> [THE PROBLEM]: Take each line that has the word "Акты" and return it.

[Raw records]
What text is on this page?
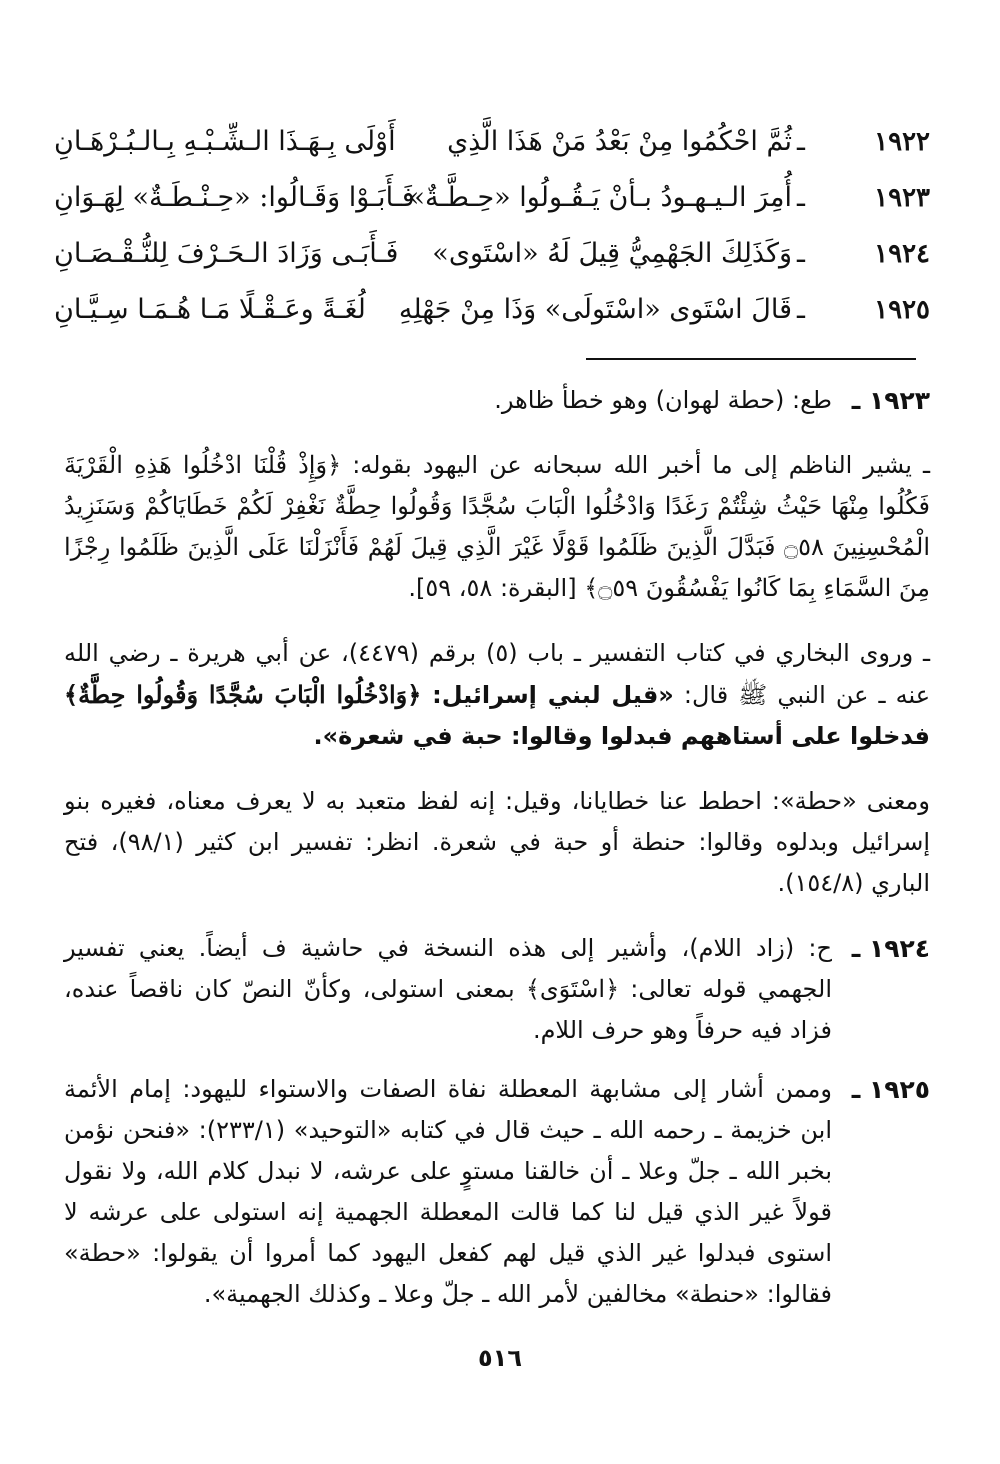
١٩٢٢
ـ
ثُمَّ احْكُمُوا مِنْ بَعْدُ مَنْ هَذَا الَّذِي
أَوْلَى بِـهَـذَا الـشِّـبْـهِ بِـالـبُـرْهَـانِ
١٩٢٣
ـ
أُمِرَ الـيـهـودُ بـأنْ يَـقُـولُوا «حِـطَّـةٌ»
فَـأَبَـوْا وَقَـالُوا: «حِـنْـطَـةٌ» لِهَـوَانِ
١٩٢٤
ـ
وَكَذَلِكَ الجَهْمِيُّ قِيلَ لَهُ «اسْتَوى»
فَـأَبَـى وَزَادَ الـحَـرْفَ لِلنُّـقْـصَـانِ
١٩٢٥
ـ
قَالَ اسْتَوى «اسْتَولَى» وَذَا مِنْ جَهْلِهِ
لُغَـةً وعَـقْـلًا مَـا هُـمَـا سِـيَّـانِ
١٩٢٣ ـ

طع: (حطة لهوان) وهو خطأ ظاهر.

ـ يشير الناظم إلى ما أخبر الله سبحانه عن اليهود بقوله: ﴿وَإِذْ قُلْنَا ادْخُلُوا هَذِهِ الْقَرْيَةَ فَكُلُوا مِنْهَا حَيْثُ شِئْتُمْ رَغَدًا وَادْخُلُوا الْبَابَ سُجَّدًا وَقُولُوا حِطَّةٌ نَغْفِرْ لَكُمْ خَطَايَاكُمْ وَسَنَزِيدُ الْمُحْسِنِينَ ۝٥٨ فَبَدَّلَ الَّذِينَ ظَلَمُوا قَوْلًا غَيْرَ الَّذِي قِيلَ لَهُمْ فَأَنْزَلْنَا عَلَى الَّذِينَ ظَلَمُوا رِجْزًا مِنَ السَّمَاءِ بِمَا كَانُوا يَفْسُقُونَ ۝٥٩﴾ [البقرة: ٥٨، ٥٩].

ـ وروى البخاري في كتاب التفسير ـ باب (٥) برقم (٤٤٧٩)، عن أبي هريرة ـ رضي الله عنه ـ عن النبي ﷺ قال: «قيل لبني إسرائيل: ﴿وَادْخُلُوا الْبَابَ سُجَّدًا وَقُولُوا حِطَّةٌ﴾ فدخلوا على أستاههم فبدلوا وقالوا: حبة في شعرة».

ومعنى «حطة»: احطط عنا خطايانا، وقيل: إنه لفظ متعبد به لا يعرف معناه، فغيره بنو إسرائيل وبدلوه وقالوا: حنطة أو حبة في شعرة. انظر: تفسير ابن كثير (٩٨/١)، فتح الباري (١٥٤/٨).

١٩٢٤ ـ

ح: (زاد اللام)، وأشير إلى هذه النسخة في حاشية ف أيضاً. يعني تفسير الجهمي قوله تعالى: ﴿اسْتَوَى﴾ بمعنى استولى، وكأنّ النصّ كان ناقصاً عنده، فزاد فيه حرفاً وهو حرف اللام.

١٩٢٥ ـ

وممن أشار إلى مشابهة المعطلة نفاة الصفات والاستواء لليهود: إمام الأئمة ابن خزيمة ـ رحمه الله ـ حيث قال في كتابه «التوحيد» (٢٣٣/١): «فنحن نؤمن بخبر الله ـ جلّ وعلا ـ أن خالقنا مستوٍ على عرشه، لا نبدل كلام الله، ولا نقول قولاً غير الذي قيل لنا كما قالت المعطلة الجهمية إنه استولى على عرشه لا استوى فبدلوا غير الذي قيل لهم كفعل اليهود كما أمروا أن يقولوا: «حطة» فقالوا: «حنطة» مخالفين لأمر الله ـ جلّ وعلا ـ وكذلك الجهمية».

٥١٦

* * *

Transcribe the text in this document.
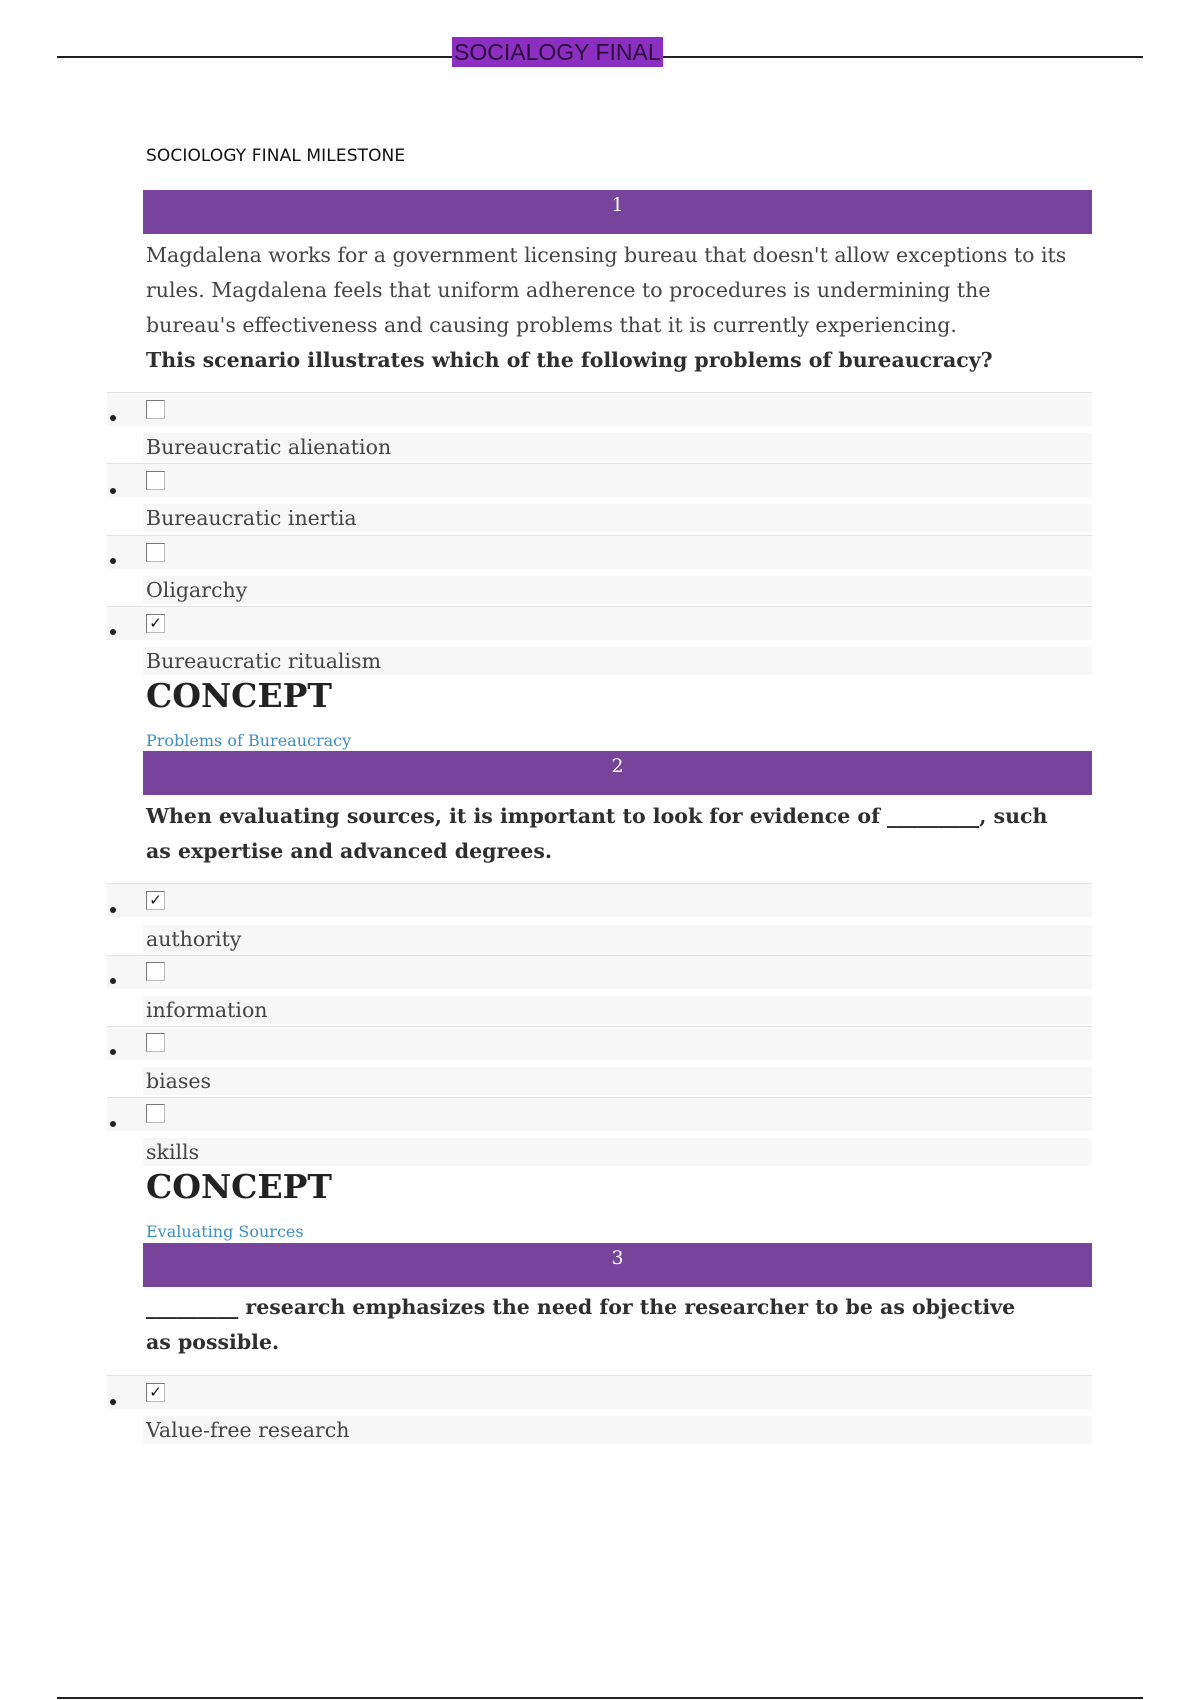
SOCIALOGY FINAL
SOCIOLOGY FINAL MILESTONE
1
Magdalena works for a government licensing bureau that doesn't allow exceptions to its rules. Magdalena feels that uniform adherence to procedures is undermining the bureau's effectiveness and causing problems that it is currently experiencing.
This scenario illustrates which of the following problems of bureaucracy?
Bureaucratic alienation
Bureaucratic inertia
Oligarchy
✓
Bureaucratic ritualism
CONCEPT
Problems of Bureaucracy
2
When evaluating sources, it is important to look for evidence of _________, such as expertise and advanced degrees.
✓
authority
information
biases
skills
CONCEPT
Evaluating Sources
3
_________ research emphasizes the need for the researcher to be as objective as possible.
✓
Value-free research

...

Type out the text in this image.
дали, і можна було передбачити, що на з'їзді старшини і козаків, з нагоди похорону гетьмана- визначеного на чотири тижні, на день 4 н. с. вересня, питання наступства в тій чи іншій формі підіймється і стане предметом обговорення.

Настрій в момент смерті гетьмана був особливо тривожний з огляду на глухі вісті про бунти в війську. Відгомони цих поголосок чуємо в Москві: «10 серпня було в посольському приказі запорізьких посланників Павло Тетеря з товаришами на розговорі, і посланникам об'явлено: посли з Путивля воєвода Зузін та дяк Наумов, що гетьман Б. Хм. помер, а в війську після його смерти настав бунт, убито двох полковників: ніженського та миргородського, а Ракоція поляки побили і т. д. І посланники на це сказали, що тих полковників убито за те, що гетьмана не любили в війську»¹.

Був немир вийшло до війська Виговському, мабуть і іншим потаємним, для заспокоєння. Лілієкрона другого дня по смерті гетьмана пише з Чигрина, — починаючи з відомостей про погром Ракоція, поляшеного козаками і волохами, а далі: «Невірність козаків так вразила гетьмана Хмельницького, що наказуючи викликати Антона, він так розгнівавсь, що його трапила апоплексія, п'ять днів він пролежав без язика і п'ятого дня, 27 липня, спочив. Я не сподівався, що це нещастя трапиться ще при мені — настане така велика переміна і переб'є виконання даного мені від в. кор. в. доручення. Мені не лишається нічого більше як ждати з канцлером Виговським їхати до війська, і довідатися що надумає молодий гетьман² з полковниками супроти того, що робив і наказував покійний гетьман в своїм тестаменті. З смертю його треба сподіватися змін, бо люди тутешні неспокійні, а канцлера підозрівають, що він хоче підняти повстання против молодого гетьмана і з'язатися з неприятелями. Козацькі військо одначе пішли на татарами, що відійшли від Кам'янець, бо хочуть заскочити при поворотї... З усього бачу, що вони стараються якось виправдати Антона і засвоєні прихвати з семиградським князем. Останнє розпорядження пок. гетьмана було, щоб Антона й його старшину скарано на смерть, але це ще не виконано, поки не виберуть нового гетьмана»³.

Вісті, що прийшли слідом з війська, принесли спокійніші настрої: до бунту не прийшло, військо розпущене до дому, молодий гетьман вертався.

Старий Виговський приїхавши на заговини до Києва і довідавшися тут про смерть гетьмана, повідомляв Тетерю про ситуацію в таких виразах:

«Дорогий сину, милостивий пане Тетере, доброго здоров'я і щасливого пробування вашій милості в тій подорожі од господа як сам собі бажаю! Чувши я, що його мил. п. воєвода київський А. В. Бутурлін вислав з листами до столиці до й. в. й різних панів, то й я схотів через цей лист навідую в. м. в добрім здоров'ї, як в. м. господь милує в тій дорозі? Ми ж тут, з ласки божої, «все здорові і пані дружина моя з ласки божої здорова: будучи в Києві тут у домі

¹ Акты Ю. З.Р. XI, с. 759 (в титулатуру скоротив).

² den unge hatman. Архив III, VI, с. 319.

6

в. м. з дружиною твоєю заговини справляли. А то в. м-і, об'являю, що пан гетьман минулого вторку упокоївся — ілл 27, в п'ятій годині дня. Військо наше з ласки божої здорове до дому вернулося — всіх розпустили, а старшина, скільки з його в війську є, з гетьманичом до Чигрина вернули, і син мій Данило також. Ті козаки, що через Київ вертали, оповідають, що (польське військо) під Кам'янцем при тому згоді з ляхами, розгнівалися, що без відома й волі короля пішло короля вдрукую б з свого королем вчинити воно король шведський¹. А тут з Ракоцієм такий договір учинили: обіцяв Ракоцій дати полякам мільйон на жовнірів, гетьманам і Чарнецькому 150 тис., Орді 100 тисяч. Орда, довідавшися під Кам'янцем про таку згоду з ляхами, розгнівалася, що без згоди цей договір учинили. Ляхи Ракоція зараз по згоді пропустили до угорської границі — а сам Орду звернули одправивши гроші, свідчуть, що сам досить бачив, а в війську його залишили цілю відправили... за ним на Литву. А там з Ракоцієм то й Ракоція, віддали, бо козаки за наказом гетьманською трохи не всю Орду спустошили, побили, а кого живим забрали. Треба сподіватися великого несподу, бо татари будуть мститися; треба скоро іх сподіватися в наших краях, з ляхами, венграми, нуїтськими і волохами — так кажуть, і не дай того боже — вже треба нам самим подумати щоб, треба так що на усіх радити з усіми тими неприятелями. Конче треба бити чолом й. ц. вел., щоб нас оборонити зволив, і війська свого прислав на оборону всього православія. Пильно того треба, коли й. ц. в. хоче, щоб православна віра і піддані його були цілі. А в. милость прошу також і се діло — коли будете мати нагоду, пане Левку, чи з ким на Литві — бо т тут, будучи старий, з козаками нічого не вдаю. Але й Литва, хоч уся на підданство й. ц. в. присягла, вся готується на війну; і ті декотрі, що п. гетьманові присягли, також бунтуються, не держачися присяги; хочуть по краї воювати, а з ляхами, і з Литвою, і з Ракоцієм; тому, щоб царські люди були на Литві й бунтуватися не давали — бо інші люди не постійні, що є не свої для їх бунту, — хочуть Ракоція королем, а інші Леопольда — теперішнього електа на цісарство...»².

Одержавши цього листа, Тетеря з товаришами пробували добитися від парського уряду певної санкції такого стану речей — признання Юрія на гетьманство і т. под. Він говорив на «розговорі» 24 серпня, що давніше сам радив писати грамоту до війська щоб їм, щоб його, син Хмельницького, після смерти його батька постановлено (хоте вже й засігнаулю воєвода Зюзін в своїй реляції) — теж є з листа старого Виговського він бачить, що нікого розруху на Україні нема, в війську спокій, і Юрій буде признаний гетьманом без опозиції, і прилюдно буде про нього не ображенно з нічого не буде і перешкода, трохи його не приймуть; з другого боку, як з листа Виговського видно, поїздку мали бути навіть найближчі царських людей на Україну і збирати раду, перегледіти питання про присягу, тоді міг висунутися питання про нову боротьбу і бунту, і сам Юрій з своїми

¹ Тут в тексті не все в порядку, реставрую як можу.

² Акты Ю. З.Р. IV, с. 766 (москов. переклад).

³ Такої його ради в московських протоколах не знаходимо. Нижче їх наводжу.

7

> [EXPECTED ANSWER]:
¹ Акты Ю. З.Р. XI, с. 759 (в титулатуру скоротив).
² Акты Ю. З.Р. IV, с. 766 (москов. переклад).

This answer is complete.